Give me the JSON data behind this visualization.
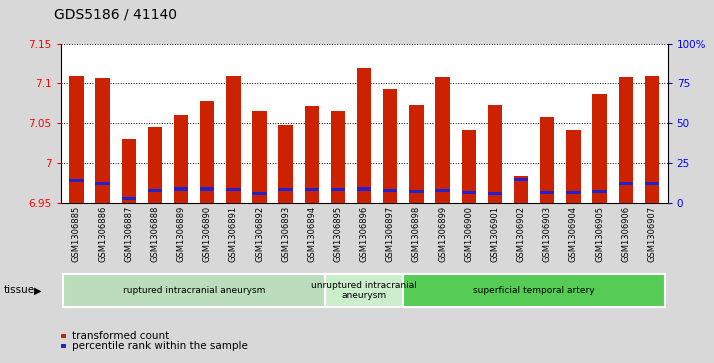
{
  "title": "GDS5186 / 41140",
  "samples": [
    "GSM1306885",
    "GSM1306886",
    "GSM1306887",
    "GSM1306888",
    "GSM1306889",
    "GSM1306890",
    "GSM1306891",
    "GSM1306892",
    "GSM1306893",
    "GSM1306894",
    "GSM1306895",
    "GSM1306896",
    "GSM1306897",
    "GSM1306898",
    "GSM1306899",
    "GSM1306900",
    "GSM1306901",
    "GSM1306902",
    "GSM1306903",
    "GSM1306904",
    "GSM1306905",
    "GSM1306906",
    "GSM1306907"
  ],
  "red_values": [
    7.11,
    7.107,
    7.03,
    7.045,
    7.06,
    7.078,
    7.11,
    7.065,
    7.048,
    7.072,
    7.065,
    7.12,
    7.093,
    7.073,
    7.108,
    7.042,
    7.073,
    6.984,
    7.058,
    7.042,
    7.087,
    7.108,
    7.11
  ],
  "blue_values": [
    6.979,
    6.975,
    6.956,
    6.966,
    6.968,
    6.968,
    6.967,
    6.962,
    6.967,
    6.967,
    6.967,
    6.968,
    6.966,
    6.965,
    6.966,
    6.963,
    6.962,
    6.98,
    6.963,
    6.963,
    6.965,
    6.975,
    6.975
  ],
  "ymin": 6.95,
  "ymax": 7.15,
  "yticks": [
    6.95,
    7.0,
    7.05,
    7.1,
    7.15
  ],
  "ytick_labels": [
    "6.95",
    "7",
    "7.05",
    "7.1",
    "7.15"
  ],
  "right_yticks": [
    0,
    25,
    50,
    75,
    100
  ],
  "right_ytick_labels": [
    "0",
    "25",
    "50",
    "75",
    "100%"
  ],
  "bar_color": "#CC2200",
  "dot_color": "#2222CC",
  "groups": [
    {
      "label": "ruptured intracranial aneurysm",
      "start": 0,
      "end": 10,
      "color": "#BBDDBB"
    },
    {
      "label": "unruptured intracranial\naneurysm",
      "start": 10,
      "end": 13,
      "color": "#CCEECC"
    },
    {
      "label": "superficial temporal artery",
      "start": 13,
      "end": 23,
      "color": "#55CC55"
    }
  ],
  "tissue_label": "tissue",
  "legend_red": "transformed count",
  "legend_blue": "percentile rank within the sample",
  "bg_color": "#D8D8D8",
  "plot_bg": "#FFFFFF",
  "bar_width": 0.55,
  "blue_bar_height": 0.004
}
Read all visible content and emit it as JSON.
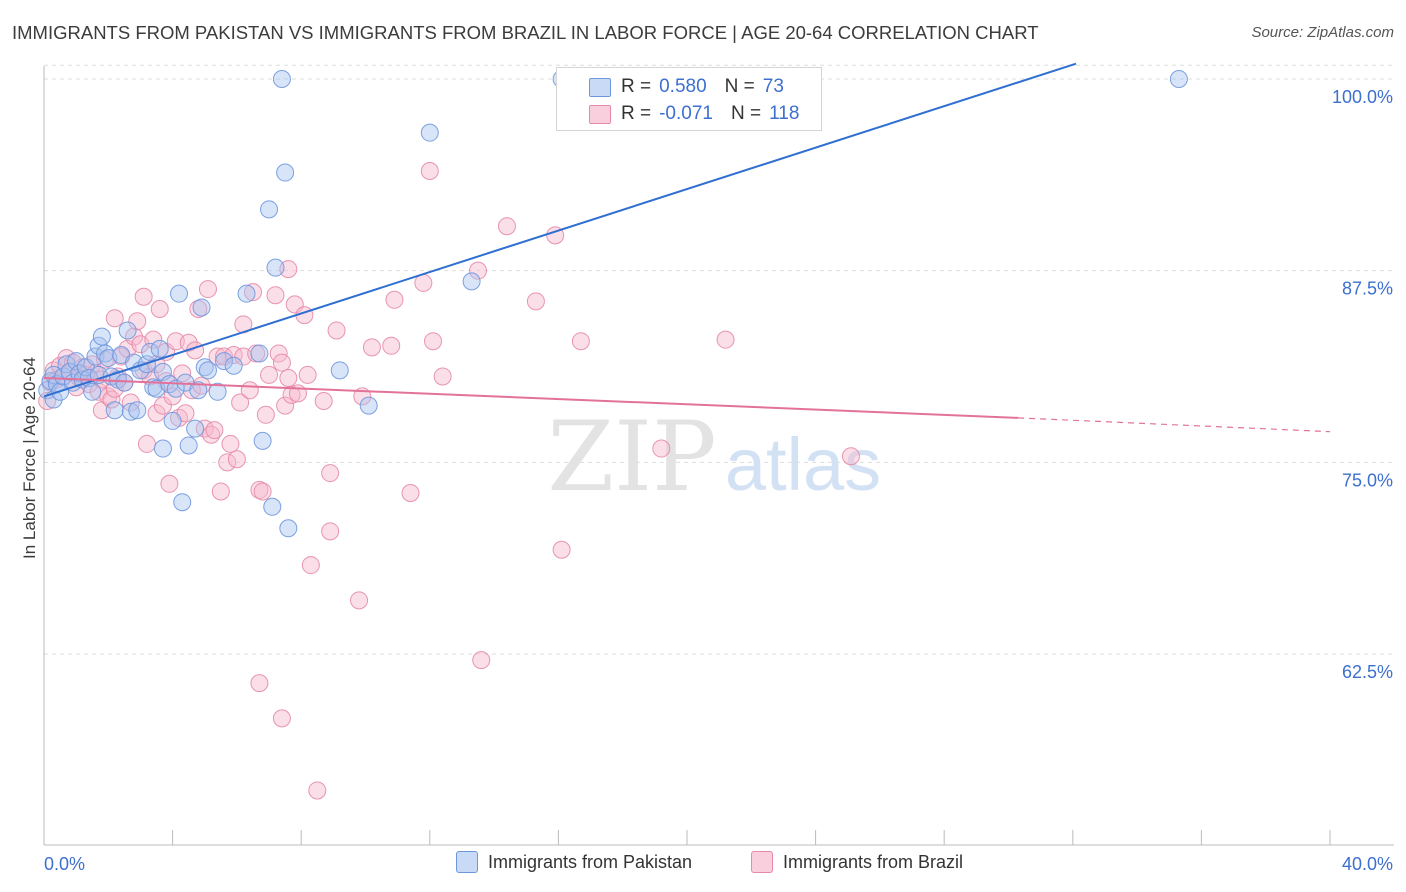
○ ○ ○ ○ ○ ○ ○
• What you have to do:
Copy every line in the entries above that has the string "intracranial" in it.

• Exercise answer:
      "label": "ruptured intracranial aneurysm",
      "label": "unruptured intracranial\naneurysm",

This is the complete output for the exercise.